*Written exercise:* Images excluded, repeat each entry below exactly.

(Dataset listings of figures)
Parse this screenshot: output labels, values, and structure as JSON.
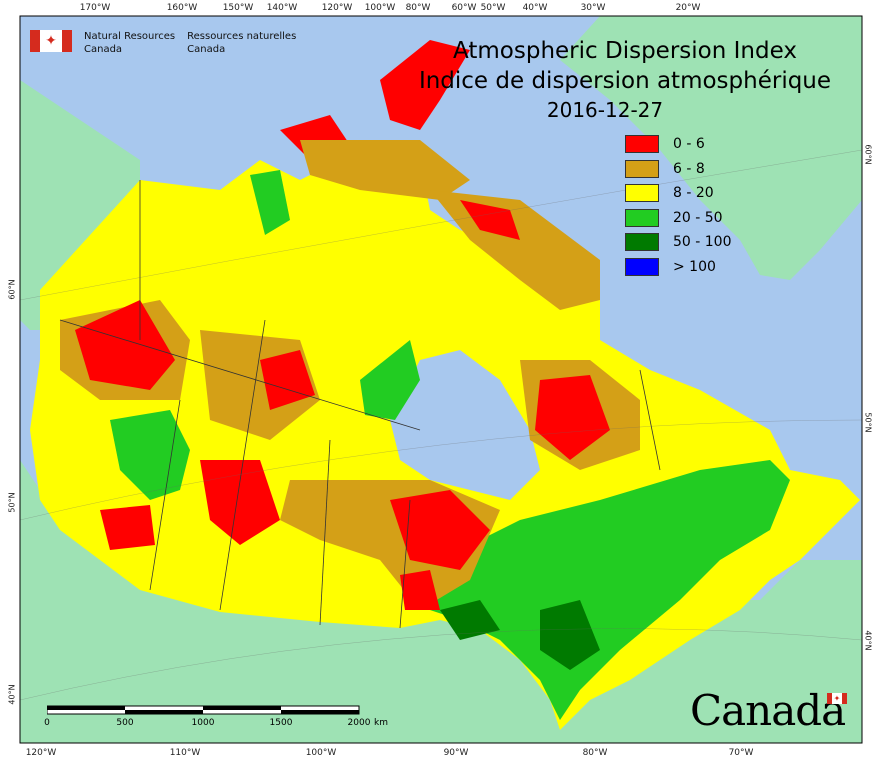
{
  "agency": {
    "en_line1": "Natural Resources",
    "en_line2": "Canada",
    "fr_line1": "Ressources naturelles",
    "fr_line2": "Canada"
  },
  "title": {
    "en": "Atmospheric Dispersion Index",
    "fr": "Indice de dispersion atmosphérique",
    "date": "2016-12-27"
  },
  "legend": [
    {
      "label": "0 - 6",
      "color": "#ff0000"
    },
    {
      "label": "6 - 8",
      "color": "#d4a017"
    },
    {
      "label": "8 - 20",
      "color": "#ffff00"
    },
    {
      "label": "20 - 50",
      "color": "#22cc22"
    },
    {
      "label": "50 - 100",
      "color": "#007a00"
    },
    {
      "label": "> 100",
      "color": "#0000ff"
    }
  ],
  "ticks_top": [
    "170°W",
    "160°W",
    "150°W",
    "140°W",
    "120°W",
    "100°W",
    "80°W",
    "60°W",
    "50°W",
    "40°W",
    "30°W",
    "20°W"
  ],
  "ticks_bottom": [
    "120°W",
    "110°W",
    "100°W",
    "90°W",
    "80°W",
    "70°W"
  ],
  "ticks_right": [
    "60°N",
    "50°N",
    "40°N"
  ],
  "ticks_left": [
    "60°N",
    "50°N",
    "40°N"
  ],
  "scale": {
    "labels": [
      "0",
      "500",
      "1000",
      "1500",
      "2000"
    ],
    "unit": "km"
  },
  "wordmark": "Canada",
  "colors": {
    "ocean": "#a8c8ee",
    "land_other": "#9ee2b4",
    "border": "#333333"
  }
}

*Answer to this problem:*
Parse this screenshot: output labels, values, and structure as JSON.
{
  "agency": {
    "en_line1": "Natural Resources",
    "en_line2": "Canada",
    "fr_line1": "Ressources naturelles",
    "fr_line2": "Canada"
  },
  "title": {
    "en": "Atmospheric Dispersion Index",
    "fr": "Indice de dispersion atmosphérique",
    "date": "2016-12-27"
  },
  "legend": [
    {
      "label": "0 - 6",
      "color": "#ff0000"
    },
    {
      "label": "6 - 8",
      "color": "#d4a017"
    },
    {
      "label": "8 - 20",
      "color": "#ffff00"
    },
    {
      "label": "20 - 50",
      "color": "#22cc22"
    },
    {
      "label": "50 - 100",
      "color": "#007a00"
    },
    {
      "label": "> 100",
      "color": "#0000ff"
    }
  ],
  "ticks_top": [
    "170°W",
    "160°W",
    "150°W",
    "140°W",
    "120°W",
    "100°W",
    "80°W",
    "60°W",
    "50°W",
    "40°W",
    "30°W",
    "20°W"
  ],
  "ticks_bottom": [
    "120°W",
    "110°W",
    "100°W",
    "90°W",
    "80°W",
    "70°W"
  ],
  "ticks_right": [
    "60°N",
    "50°N",
    "40°N"
  ],
  "ticks_left": [
    "60°N",
    "50°N",
    "40°N"
  ],
  "scale": {
    "labels": [
      "0",
      "500",
      "1000",
      "1500",
      "2000"
    ],
    "unit": "km"
  },
  "wordmark": "Canada",
  "colors": {
    "ocean": "#a8c8ee",
    "land_other": "#9ee2b4",
    "border": "#333333"
  }
}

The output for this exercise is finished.